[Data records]
## Begin
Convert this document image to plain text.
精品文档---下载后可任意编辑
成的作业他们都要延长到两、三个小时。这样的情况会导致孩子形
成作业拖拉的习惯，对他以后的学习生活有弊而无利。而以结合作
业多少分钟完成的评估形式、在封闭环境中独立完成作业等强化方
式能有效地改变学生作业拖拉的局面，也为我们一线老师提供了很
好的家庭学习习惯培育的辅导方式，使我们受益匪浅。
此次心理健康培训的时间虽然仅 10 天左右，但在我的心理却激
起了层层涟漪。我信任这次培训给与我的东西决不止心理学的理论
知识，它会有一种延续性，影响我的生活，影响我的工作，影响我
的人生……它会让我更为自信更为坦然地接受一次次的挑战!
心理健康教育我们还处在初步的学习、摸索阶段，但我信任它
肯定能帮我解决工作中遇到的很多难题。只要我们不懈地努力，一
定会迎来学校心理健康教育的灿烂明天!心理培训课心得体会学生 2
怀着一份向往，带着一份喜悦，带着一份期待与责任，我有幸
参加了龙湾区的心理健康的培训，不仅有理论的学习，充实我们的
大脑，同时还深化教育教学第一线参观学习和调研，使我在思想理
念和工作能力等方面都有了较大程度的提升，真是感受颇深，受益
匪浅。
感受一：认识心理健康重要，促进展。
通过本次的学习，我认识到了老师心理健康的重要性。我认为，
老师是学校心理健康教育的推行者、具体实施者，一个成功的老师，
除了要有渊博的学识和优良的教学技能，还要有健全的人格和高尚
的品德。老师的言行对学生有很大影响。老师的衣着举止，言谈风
## End
## Begin
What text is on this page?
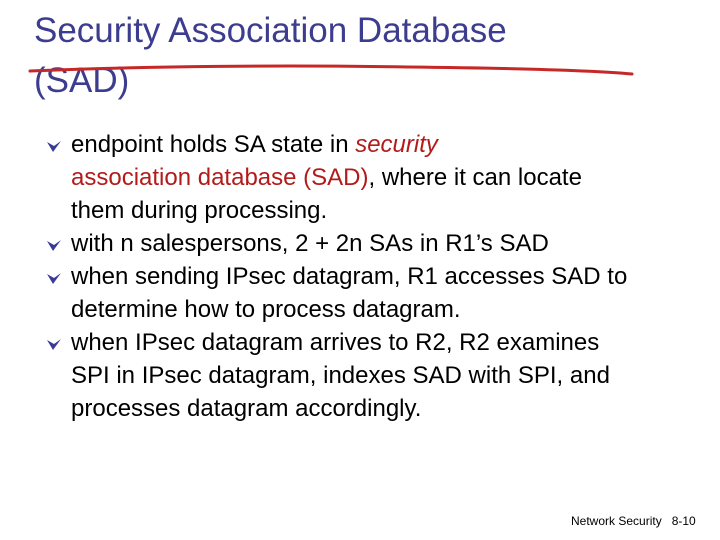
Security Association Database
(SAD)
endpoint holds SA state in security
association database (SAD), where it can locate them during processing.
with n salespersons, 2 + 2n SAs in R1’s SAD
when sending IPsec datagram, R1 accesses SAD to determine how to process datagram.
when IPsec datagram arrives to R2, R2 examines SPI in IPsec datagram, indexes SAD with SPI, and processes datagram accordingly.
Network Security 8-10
## End
◆ PROMPT ◆
State only how many lines in the material include "text".

◆ RESPONSE ◆
2